## EXERCISE DESCRIPTION
Report the count of lines containing the word "percentile" in the entries below, and nothing more.

****************

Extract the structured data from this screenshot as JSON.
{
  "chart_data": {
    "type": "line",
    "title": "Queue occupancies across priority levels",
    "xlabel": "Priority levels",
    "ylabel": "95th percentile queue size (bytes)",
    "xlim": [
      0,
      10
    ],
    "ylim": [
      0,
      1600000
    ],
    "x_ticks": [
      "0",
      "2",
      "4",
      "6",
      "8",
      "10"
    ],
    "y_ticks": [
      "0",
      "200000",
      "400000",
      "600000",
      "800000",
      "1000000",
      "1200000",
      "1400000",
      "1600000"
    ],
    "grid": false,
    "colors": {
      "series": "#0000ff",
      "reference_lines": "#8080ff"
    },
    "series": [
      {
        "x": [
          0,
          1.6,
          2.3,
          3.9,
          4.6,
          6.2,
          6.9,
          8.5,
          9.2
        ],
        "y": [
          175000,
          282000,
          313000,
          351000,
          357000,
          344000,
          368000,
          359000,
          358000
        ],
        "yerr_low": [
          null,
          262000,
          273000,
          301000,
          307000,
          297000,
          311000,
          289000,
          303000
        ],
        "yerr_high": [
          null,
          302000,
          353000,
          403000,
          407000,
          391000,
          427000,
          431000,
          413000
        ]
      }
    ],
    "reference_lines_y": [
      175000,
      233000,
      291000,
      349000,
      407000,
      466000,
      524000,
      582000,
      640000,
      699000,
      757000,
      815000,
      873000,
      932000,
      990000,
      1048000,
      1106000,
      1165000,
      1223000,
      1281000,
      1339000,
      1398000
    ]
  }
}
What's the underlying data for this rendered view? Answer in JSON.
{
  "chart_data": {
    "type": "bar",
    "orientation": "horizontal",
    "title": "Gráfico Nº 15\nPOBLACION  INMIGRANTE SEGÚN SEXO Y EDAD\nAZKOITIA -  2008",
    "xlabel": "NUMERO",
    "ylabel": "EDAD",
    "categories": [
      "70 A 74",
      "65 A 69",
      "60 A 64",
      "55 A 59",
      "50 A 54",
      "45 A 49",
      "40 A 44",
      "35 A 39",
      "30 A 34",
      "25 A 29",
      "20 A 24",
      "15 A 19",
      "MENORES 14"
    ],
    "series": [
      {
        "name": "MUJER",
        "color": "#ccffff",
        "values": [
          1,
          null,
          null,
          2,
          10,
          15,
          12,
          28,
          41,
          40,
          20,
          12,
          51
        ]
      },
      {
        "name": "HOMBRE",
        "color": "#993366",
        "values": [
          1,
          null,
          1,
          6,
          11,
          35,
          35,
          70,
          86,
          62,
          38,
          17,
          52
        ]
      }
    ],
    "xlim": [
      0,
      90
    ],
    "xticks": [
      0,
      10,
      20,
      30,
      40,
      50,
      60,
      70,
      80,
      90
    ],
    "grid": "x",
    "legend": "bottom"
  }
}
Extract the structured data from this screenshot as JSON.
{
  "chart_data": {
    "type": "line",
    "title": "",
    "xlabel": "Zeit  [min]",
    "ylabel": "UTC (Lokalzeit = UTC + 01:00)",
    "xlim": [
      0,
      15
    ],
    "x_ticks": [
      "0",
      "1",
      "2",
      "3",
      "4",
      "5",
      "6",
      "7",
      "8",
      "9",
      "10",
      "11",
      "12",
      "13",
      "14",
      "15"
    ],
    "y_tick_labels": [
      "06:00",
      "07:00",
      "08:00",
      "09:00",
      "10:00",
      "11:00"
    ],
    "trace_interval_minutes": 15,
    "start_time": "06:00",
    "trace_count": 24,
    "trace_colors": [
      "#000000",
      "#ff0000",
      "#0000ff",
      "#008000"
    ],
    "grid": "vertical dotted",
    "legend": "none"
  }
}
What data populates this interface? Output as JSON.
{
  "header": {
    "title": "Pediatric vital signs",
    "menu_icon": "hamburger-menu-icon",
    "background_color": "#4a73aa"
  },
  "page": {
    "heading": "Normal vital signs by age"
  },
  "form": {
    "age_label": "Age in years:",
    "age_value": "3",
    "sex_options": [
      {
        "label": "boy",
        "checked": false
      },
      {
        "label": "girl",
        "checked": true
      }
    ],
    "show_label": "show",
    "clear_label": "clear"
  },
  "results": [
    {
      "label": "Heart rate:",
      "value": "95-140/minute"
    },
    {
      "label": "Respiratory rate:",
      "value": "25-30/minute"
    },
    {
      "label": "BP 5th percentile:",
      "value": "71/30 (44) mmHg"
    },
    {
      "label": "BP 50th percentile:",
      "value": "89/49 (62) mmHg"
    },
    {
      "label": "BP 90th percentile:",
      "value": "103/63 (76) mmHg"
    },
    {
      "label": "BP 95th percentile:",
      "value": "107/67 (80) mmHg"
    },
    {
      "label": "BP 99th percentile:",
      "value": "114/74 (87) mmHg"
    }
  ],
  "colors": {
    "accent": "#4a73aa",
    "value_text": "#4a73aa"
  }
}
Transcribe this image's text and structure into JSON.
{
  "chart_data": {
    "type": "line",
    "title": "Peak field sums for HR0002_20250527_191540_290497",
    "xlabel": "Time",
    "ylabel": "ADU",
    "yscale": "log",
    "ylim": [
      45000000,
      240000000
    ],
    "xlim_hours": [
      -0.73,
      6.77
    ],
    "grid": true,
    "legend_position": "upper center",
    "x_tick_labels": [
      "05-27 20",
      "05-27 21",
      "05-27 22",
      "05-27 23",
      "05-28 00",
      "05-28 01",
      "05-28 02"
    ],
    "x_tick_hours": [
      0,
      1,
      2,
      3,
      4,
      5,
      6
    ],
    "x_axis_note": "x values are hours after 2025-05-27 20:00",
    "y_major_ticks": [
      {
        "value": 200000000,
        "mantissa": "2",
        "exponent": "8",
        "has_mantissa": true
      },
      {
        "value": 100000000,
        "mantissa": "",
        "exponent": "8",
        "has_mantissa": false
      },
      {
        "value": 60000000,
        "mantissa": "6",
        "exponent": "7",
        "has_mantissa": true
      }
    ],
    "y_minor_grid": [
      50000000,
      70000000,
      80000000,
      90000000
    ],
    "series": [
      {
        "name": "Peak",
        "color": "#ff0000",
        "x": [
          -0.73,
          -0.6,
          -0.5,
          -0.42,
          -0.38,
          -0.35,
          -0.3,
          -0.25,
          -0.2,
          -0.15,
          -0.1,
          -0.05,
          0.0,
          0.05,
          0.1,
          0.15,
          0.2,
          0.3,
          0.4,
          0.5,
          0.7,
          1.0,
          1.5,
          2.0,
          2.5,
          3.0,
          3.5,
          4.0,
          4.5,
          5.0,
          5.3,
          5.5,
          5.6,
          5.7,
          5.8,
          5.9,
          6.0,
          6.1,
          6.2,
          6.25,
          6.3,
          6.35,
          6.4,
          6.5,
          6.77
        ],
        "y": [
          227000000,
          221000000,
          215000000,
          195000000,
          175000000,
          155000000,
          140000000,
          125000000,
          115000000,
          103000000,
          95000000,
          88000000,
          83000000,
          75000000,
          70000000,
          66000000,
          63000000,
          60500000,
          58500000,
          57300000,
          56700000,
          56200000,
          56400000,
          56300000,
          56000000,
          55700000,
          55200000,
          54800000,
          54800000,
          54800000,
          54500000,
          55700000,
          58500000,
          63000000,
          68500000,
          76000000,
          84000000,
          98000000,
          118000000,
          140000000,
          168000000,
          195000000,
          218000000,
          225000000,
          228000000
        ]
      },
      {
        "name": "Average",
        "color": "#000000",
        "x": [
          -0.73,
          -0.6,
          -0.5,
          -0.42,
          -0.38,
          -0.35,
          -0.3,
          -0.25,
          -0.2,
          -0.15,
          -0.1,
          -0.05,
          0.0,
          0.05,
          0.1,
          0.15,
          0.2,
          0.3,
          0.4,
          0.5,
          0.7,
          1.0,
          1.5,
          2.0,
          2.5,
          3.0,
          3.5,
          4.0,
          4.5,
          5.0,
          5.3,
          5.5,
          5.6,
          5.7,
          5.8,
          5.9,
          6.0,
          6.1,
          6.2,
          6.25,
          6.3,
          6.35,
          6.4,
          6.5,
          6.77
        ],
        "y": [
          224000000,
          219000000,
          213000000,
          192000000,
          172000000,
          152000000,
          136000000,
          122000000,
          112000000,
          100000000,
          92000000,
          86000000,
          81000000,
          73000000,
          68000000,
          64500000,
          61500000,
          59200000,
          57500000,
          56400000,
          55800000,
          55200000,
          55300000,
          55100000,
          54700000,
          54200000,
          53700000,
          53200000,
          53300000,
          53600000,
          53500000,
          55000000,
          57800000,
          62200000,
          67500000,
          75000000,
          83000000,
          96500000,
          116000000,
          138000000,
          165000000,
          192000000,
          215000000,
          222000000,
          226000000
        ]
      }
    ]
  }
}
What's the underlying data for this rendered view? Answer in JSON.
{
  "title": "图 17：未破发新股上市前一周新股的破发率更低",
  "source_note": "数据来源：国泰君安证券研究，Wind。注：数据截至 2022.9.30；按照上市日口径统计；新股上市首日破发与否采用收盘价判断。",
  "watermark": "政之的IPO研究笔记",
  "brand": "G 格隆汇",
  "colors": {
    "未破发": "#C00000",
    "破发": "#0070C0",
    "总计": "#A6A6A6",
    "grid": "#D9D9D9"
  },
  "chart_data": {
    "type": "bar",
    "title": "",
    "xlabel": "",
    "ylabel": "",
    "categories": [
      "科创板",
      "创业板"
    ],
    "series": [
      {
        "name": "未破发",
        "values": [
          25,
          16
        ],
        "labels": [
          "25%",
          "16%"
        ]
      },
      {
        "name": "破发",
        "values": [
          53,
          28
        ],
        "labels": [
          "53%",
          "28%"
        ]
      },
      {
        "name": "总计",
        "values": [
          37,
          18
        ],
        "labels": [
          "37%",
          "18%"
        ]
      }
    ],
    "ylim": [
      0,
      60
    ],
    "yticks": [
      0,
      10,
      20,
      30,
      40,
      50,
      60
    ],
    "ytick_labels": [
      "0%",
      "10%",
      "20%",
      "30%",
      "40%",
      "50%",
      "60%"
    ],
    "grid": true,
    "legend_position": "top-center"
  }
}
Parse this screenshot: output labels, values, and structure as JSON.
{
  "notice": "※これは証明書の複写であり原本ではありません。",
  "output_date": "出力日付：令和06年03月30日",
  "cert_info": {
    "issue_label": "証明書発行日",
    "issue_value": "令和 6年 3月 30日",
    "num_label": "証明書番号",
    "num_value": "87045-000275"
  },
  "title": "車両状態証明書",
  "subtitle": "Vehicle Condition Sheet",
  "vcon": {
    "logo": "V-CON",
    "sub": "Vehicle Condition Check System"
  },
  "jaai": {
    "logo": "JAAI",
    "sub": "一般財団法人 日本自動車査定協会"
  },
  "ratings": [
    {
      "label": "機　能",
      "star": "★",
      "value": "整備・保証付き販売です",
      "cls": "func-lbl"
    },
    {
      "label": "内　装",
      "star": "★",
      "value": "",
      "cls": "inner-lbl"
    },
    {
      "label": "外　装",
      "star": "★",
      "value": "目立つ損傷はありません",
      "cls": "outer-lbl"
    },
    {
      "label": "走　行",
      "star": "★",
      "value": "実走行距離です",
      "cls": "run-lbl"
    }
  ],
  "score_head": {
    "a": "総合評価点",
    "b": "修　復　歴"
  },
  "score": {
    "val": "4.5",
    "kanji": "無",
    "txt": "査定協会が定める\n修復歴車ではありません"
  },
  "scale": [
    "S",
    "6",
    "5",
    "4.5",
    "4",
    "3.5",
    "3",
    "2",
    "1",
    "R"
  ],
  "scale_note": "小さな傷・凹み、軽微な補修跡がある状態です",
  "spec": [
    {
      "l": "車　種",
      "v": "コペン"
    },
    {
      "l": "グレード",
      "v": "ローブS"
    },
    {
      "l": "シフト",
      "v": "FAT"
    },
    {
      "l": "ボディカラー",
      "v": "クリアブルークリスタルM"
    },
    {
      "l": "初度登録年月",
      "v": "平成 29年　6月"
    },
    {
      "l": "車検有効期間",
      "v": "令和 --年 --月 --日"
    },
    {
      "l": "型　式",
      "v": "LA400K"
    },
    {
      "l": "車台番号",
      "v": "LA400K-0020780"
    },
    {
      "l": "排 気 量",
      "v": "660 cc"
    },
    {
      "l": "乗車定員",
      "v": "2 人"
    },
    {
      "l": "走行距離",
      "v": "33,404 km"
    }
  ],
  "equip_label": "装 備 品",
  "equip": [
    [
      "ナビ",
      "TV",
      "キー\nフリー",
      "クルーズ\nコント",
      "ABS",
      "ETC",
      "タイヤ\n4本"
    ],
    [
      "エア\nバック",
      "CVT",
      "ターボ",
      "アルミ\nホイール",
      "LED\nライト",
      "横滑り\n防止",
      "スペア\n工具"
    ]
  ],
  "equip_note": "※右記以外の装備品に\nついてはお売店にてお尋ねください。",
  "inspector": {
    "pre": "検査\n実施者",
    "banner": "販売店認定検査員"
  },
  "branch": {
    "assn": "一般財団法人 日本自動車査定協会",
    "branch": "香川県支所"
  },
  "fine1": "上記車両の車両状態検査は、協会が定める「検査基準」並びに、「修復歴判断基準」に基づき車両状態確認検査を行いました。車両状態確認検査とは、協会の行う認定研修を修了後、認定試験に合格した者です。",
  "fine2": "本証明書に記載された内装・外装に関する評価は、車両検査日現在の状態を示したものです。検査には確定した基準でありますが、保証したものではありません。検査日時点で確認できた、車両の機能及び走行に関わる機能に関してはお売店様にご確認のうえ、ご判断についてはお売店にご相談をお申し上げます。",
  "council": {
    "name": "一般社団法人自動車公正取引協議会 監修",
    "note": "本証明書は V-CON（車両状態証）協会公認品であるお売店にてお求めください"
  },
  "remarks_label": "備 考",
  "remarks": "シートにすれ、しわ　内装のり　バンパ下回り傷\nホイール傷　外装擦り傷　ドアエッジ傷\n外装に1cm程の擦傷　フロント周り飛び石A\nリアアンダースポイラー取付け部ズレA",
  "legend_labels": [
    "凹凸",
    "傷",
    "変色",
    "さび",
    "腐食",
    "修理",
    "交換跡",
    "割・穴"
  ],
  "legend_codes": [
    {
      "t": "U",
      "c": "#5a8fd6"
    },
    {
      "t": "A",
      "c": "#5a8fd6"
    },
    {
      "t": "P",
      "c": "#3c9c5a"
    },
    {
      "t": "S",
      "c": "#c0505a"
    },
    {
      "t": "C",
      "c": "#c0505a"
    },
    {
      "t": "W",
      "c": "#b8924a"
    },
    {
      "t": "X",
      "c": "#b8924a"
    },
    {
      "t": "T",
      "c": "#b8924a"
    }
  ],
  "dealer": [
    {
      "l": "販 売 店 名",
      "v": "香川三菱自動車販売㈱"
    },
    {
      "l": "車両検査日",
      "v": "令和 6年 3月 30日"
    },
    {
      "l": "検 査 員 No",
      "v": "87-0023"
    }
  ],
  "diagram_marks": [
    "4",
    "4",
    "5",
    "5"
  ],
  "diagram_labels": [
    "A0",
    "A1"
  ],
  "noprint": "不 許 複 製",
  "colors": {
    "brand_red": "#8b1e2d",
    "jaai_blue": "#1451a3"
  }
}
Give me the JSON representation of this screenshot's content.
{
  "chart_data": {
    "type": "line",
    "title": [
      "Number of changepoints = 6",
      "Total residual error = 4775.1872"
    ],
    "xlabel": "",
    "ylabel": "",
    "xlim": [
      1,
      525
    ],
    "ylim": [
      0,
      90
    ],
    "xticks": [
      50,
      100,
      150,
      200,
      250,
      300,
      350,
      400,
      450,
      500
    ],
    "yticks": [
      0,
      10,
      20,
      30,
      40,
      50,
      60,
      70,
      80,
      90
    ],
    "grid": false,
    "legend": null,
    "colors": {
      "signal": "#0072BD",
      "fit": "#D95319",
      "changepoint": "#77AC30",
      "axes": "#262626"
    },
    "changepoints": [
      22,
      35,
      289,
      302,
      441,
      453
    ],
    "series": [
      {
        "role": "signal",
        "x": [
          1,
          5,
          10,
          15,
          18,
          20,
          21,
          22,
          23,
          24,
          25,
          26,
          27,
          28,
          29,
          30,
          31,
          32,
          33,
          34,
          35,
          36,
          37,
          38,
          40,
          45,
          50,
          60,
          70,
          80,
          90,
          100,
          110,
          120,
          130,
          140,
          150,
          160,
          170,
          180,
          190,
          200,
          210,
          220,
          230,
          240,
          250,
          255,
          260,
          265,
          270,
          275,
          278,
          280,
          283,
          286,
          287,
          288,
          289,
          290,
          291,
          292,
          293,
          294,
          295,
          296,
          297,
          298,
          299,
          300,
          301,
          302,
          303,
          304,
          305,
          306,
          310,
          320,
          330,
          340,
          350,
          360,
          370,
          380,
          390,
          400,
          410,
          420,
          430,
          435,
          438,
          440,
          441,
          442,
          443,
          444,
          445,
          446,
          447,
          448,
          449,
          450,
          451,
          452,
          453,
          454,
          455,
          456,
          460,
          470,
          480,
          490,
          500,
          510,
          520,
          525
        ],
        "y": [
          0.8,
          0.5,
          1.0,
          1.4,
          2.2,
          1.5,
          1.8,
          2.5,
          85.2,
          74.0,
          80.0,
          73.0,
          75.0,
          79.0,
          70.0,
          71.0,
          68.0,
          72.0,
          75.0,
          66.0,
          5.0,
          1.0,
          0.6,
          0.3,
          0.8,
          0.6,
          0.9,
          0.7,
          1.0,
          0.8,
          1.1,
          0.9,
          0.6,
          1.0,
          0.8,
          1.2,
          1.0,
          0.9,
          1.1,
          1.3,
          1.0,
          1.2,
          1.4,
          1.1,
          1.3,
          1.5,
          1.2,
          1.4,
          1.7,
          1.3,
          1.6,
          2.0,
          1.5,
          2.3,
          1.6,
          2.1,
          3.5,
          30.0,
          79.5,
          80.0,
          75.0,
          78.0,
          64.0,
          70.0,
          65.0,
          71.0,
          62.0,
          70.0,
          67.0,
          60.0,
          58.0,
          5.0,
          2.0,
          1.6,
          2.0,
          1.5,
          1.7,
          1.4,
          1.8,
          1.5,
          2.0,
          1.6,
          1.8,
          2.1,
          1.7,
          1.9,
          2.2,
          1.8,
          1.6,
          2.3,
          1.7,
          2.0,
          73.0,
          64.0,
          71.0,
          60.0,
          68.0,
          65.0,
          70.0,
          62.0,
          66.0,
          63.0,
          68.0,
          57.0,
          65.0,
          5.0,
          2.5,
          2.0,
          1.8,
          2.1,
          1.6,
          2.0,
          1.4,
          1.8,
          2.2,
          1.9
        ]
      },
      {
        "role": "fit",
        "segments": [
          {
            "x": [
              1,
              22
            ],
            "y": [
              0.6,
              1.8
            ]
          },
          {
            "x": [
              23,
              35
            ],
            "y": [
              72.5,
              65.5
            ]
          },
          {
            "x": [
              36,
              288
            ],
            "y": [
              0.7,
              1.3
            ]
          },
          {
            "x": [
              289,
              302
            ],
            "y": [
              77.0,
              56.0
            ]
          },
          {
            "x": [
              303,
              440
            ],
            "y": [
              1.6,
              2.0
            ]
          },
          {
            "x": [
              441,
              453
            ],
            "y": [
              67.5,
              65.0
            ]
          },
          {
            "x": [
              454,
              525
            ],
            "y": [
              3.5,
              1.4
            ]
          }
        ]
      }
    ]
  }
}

****************

## THE SOLUTION
6